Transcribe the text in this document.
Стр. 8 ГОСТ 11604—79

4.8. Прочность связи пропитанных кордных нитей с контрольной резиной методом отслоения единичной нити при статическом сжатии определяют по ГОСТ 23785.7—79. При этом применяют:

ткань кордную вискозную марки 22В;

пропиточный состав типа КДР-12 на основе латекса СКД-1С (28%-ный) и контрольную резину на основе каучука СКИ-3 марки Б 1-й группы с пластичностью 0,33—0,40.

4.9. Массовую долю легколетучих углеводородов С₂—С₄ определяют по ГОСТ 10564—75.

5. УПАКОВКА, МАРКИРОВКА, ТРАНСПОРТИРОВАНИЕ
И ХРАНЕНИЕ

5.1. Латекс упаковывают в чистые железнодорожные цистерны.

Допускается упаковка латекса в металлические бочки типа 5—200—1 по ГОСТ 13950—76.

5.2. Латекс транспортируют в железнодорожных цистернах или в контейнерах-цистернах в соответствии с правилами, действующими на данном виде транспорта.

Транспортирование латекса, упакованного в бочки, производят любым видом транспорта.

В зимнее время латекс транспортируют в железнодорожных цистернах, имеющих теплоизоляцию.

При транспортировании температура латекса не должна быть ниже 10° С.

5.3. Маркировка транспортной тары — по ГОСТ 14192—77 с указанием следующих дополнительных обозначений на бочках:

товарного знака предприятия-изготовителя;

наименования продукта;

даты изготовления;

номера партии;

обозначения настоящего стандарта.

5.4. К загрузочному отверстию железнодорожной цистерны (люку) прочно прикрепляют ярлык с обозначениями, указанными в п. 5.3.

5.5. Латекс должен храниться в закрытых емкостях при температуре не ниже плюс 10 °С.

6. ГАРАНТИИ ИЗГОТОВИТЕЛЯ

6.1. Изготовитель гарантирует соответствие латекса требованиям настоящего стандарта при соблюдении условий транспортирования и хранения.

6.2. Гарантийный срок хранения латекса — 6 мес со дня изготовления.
##############################
Using the listing above, pull out all lines that hold the word "стандарта".

Solution to this problem:
обозначения настоящего стандарта.
6.1. Изготовитель гарантирует соответствие латекса требованиям настоящего стандарта при соблюдении условий транспортирования и хранения.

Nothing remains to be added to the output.